** GOAL **
Restate the data exactly as given and keep the pictures out.
--------
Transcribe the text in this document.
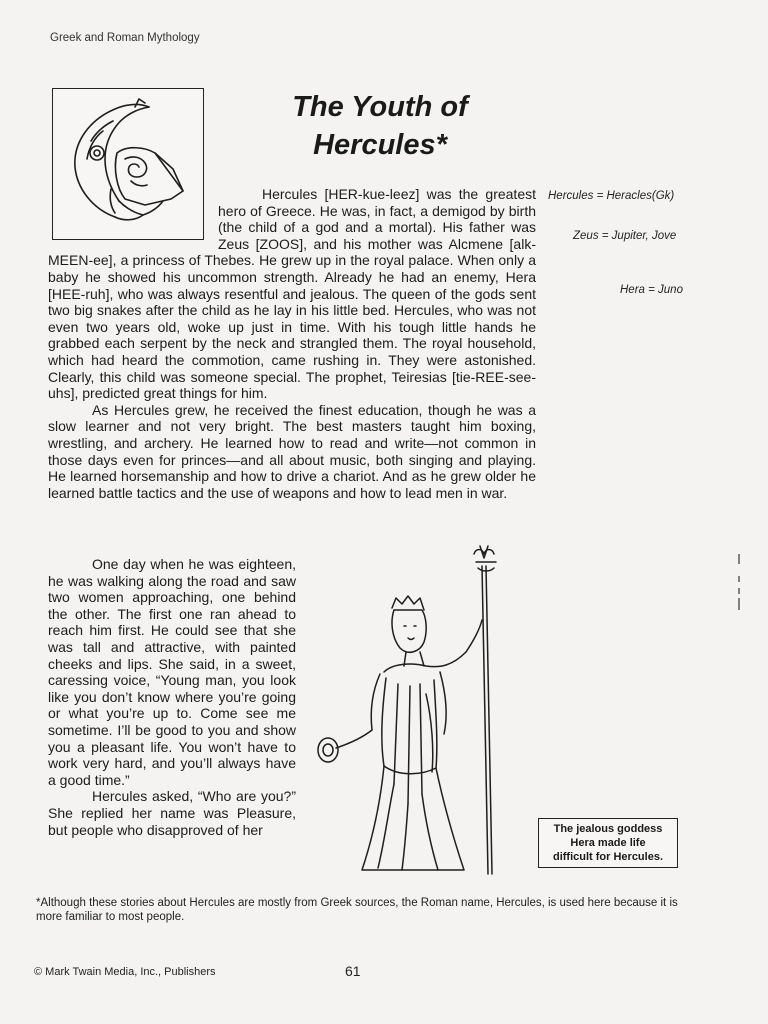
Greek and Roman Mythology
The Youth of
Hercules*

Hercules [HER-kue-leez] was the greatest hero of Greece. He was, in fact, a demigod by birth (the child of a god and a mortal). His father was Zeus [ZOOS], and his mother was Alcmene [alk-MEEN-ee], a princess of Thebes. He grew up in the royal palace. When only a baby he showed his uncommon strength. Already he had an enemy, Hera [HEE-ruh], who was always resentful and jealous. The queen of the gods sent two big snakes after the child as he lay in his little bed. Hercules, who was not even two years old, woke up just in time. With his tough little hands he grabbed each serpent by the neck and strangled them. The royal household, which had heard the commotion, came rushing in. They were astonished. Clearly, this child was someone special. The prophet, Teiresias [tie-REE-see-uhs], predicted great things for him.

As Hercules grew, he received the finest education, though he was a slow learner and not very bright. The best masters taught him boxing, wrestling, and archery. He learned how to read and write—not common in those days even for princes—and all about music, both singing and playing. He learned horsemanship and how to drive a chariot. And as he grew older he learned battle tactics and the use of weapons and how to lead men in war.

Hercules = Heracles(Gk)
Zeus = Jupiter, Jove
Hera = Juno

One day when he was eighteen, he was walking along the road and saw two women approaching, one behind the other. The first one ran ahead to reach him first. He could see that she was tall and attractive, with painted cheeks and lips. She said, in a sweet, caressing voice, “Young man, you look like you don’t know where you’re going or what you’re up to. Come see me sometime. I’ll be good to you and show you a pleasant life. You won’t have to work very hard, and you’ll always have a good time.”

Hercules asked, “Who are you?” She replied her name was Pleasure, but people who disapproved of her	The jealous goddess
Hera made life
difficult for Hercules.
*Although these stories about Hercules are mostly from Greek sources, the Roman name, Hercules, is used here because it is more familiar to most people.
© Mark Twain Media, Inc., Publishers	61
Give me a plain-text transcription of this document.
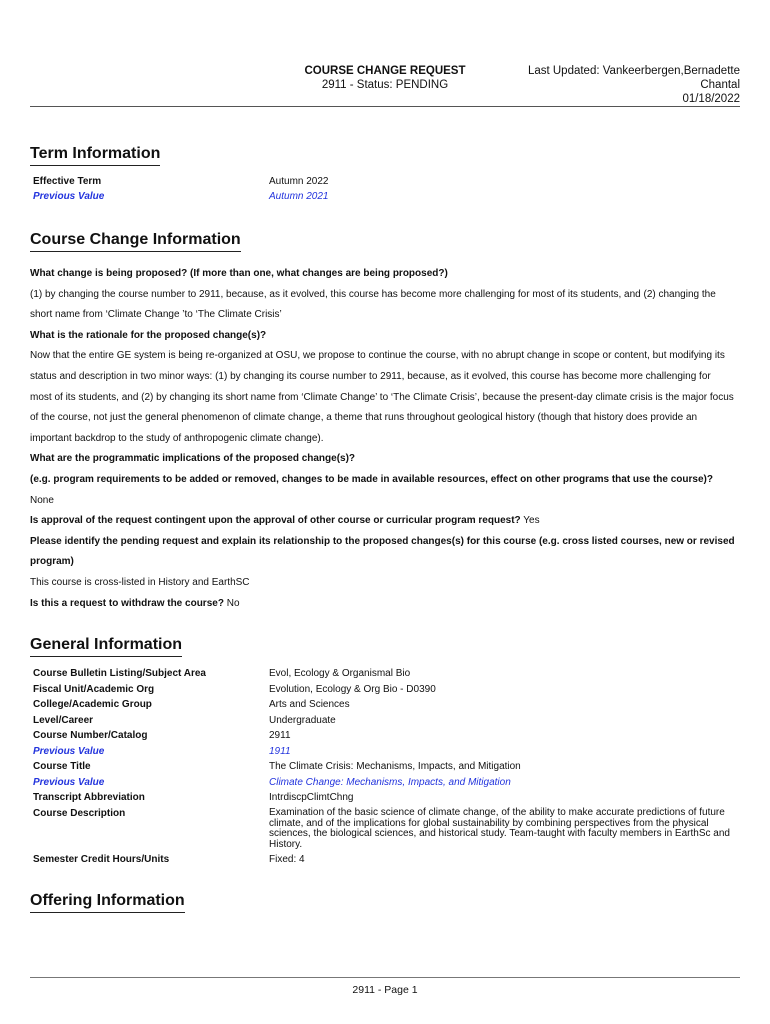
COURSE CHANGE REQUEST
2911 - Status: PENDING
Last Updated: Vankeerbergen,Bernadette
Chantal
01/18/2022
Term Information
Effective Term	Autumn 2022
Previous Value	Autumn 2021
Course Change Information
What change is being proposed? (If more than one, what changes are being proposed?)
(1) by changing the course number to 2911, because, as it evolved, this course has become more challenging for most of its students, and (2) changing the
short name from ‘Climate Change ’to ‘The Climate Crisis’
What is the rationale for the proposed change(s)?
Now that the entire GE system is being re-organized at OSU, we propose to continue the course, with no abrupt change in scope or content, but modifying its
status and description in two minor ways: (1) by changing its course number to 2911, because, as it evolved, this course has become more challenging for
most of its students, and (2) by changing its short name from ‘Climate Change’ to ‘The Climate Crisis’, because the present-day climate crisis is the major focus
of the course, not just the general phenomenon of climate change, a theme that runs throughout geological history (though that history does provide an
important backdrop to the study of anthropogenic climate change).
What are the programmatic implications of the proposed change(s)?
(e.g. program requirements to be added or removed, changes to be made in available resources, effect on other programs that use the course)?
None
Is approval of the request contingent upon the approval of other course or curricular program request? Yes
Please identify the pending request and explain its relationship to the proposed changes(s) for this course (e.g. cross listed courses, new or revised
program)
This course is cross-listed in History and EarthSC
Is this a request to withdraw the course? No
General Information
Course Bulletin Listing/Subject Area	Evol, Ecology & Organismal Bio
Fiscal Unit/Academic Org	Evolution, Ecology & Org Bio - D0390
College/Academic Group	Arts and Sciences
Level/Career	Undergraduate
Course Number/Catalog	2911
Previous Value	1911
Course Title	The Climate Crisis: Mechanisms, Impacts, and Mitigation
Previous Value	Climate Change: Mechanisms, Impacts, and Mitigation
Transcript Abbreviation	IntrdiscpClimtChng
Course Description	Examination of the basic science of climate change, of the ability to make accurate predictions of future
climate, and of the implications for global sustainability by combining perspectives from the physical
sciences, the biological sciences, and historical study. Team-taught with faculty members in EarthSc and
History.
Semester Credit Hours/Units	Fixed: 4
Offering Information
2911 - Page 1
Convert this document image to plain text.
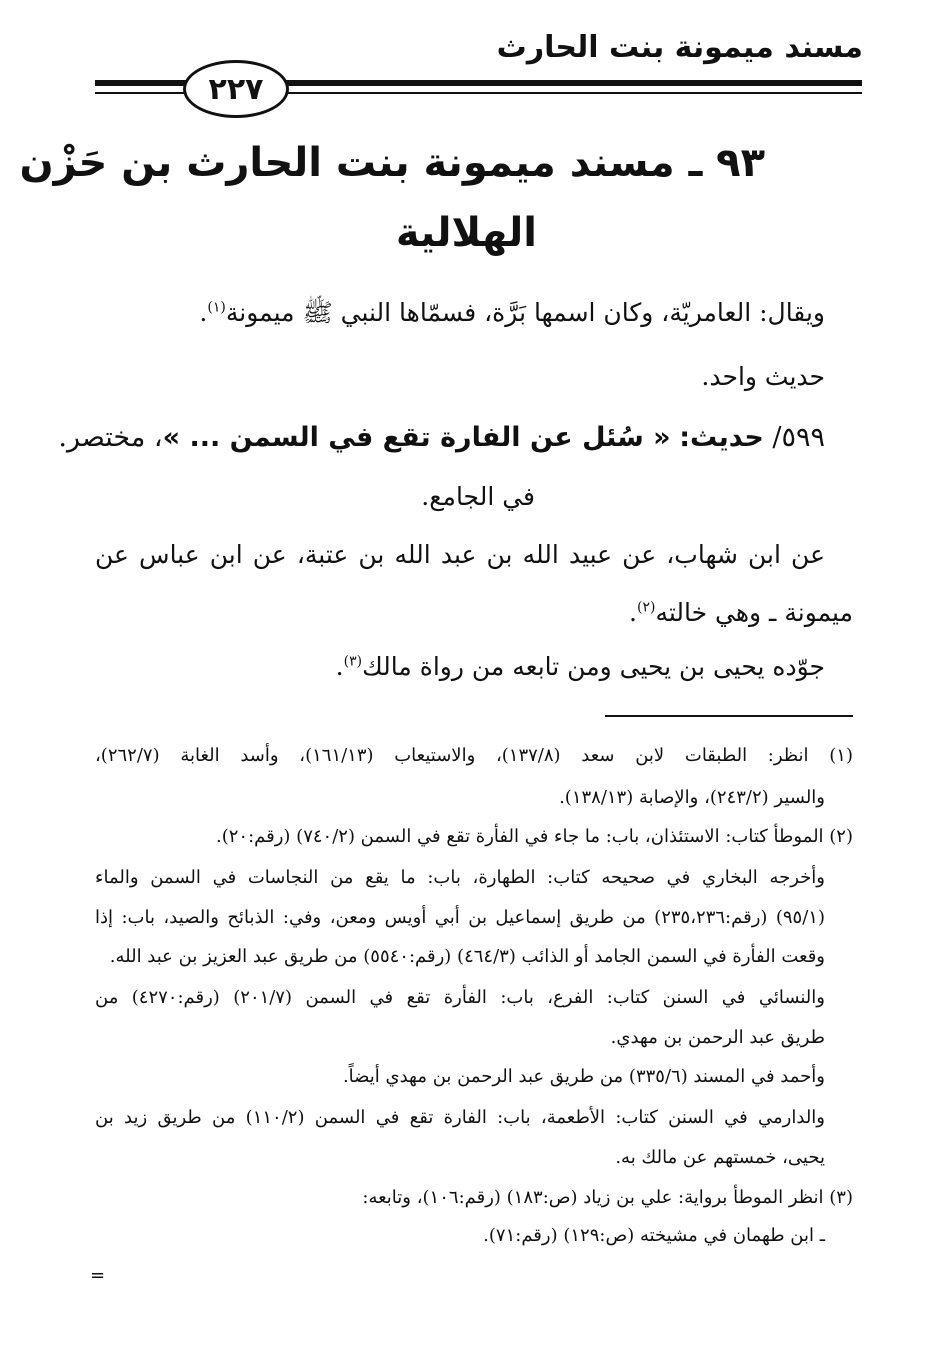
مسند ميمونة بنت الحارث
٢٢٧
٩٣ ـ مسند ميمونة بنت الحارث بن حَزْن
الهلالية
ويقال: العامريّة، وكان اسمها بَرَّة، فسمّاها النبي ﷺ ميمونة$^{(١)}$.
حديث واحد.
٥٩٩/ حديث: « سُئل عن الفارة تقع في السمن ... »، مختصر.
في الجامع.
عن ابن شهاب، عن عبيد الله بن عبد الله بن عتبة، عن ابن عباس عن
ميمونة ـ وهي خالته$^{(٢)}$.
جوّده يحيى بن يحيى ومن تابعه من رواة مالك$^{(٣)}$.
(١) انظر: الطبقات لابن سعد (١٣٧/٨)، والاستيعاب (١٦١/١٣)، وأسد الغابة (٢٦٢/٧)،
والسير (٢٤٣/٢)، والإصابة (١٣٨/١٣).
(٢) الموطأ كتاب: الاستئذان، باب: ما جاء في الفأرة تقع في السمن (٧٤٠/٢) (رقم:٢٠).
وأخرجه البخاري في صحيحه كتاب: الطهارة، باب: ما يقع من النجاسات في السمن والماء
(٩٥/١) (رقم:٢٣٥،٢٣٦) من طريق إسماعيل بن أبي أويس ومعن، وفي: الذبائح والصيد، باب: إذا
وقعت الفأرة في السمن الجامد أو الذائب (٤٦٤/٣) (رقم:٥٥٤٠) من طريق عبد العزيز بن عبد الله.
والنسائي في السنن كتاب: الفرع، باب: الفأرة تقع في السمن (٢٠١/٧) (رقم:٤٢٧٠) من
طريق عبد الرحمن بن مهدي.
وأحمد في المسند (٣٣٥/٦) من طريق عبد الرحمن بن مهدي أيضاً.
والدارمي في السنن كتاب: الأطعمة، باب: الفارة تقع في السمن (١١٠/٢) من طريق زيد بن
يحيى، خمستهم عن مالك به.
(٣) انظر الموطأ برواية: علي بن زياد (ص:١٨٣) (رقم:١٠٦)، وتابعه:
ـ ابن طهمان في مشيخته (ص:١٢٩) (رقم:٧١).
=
--------
** SOLUTION TO THIS EXERCISE **
Transcribe the text in this document.
Greek and Roman Mythology
The Youth of
Hercules*

Hercules [HER-kue-leez] was the greatest hero of Greece. He was, in fact, a demigod by birth (the child of a god and a mortal). His father was Zeus [ZOOS], and his mother was Alcmene [alk-MEEN-ee], a princess of Thebes. He grew up in the royal palace. When only a baby he showed his uncommon strength. Already he had an enemy, Hera [HEE-ruh], who was always resentful and jealous. The queen of the gods sent two big snakes after the child as he lay in his little bed. Hercules, who was not even two years old, woke up just in time. With his tough little hands he grabbed each serpent by the neck and strangled them. The royal household, which had heard the commotion, came rushing in. They were astonished. Clearly, this child was someone special. The prophet, Teiresias [tie-REE-see-uhs], predicted great things for him.

As Hercules grew, he received the finest education, though he was a slow learner and not very bright. The best masters taught him boxing, wrestling, and archery. He learned how to read and write—not common in those days even for princes—and all about music, both singing and playing. He learned horsemanship and how to drive a chariot. And as he grew older he learned battle tactics and the use of weapons and how to lead men in war.

Hercules = Heracles(Gk)
Zeus = Jupiter, Jove
Hera = Juno

One day when he was eighteen, he was walking along the road and saw two women approaching, one behind the other. The first one ran ahead to reach him first. He could see that she was tall and attractive, with painted cheeks and lips. She said, in a sweet, caressing voice, “Young man, you look like you don’t know where you’re going or what you’re up to. Come see me sometime. I’ll be good to you and show you a pleasant life. You won’t have to work very hard, and you’ll always have a good time.”

Hercules asked, “Who are you?” She replied her name was Pleasure, but people who disapproved of her	The jealous goddess
Hera made life
difficult for Hercules.
*Although these stories about Hercules are mostly from Greek sources, the Roman name, Hercules, is used here because it is more familiar to most people.
© Mark Twain Media, Inc., Publishers	61
Give me a plain-text transcription of this document.
COURSE CHANGE REQUEST
2911 - Status: PENDING
Last Updated: Vankeerbergen,Bernadette
Chantal
01/18/2022
Term Information
Effective Term	Autumn 2022
Previous Value	Autumn 2021
Course Change Information
What change is being proposed? (If more than one, what changes are being proposed?)
(1) by changing the course number to 2911, because, as it evolved, this course has become more challenging for most of its students, and (2) changing the
short name from ‘Climate Change ’to ‘The Climate Crisis’
What is the rationale for the proposed change(s)?
Now that the entire GE system is being re-organized at OSU, we propose to continue the course, with no abrupt change in scope or content, but modifying its
status and description in two minor ways: (1) by changing its course number to 2911, because, as it evolved, this course has become more challenging for
most of its students, and (2) by changing its short name from ‘Climate Change’ to ‘The Climate Crisis’, because the present-day climate crisis is the major focus
of the course, not just the general phenomenon of climate change, a theme that runs throughout geological history (though that history does provide an
important backdrop to the study of anthropogenic climate change).
What are the programmatic implications of the proposed change(s)?
(e.g. program requirements to be added or removed, changes to be made in available resources, effect on other programs that use the course)?
None
Is approval of the request contingent upon the approval of other course or curricular program request? Yes
Please identify the pending request and explain its relationship to the proposed changes(s) for this course (e.g. cross listed courses, new or revised
program)
This course is cross-listed in History and EarthSC
Is this a request to withdraw the course? No
General Information
Course Bulletin Listing/Subject Area	Evol, Ecology & Organismal Bio
Fiscal Unit/Academic Org	Evolution, Ecology & Org Bio - D0390
College/Academic Group	Arts and Sciences
Level/Career	Undergraduate
Course Number/Catalog	2911
Previous Value	1911
Course Title	The Climate Crisis: Mechanisms, Impacts, and Mitigation
Previous Value	Climate Change: Mechanisms, Impacts, and Mitigation
Transcript Abbreviation	IntrdiscpClimtChng
Course Description	Examination of the basic science of climate change, of the ability to make accurate predictions of future
climate, and of the implications for global sustainability by combining perspectives from the physical
sciences, the biological sciences, and historical study. Team-taught with faculty members in EarthSc and
History.
Semester Credit Hours/Units	Fixed: 4
Offering Information
2911 - Page 1
Convert this document image to plain text.
مسند ميمونة بنت الحارث
٢٢٧
٩٣ ـ مسند ميمونة بنت الحارث بن حَزْن
الهلالية
ويقال: العامريّة، وكان اسمها بَرَّة، فسمّاها النبي ﷺ ميمونة$^{(١)}$.
حديث واحد.
٥٩٩/ حديث: « سُئل عن الفارة تقع في السمن ... »، مختصر.
في الجامع.
عن ابن شهاب، عن عبيد الله بن عبد الله بن عتبة، عن ابن عباس عن
ميمونة ـ وهي خالته$^{(٢)}$.
جوّده يحيى بن يحيى ومن تابعه من رواة مالك$^{(٣)}$.
(١) انظر: الطبقات لابن سعد (١٣٧/٨)، والاستيعاب (١٦١/١٣)، وأسد الغابة (٢٦٢/٧)،
والسير (٢٤٣/٢)، والإصابة (١٣٨/١٣).
(٢) الموطأ كتاب: الاستئذان، باب: ما جاء في الفأرة تقع في السمن (٧٤٠/٢) (رقم:٢٠).
وأخرجه البخاري في صحيحه كتاب: الطهارة، باب: ما يقع من النجاسات في السمن والماء
(٩٥/١) (رقم:٢٣٥،٢٣٦) من طريق إسماعيل بن أبي أويس ومعن، وفي: الذبائح والصيد، باب: إذا
وقعت الفأرة في السمن الجامد أو الذائب (٤٦٤/٣) (رقم:٥٥٤٠) من طريق عبد العزيز بن عبد الله.
والنسائي في السنن كتاب: الفرع، باب: الفأرة تقع في السمن (٢٠١/٧) (رقم:٤٢٧٠) من
طريق عبد الرحمن بن مهدي.
وأحمد في المسند (٣٣٥/٦) من طريق عبد الرحمن بن مهدي أيضاً.
والدارمي في السنن كتاب: الأطعمة، باب: الفارة تقع في السمن (١١٠/٢) من طريق زيد بن
يحيى، خمستهم عن مالك به.
(٣) انظر الموطأ برواية: علي بن زياد (ص:١٨٣) (رقم:١٠٦)، وتابعه:
ـ ابن طهمان في مشيخته (ص:١٢٩) (رقم:٧١).
=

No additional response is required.